> _Exercise task_
What lines of the data include the string "this"? Copy them all.

(Dataset items)
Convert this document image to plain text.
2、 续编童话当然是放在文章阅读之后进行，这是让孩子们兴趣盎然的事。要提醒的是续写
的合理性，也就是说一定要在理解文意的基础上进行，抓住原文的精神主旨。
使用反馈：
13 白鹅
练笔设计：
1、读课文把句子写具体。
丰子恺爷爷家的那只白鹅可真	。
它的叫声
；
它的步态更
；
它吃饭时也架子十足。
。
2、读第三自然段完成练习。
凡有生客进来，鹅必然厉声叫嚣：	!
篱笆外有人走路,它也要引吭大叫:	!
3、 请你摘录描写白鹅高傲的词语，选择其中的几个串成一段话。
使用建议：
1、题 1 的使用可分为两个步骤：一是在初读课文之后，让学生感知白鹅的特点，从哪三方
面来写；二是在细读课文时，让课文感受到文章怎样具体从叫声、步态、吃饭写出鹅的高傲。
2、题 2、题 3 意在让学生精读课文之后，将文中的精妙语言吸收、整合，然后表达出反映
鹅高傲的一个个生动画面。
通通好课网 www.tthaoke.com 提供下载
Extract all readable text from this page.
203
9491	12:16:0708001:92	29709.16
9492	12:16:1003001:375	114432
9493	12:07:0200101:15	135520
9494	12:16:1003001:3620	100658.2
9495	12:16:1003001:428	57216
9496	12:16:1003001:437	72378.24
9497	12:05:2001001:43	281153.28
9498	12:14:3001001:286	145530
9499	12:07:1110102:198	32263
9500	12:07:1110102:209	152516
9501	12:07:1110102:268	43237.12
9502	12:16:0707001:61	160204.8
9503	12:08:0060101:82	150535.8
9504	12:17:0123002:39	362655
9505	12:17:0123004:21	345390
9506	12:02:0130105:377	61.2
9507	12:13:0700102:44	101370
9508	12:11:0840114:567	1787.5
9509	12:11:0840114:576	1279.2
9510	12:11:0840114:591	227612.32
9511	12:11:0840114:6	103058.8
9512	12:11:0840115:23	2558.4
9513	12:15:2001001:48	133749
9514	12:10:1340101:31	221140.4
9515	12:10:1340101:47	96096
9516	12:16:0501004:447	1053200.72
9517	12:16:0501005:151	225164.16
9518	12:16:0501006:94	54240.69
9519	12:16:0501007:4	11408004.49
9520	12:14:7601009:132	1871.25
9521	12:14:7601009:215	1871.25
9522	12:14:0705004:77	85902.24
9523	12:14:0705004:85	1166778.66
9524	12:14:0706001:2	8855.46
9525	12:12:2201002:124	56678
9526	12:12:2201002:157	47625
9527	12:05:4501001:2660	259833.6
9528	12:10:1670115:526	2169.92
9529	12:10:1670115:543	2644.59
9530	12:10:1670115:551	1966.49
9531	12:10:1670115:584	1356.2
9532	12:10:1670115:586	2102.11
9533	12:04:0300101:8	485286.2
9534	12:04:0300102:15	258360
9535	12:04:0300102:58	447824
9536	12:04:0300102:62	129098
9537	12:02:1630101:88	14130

> _Response_
Convert this document image to plain text.
Extract all readable text from this page.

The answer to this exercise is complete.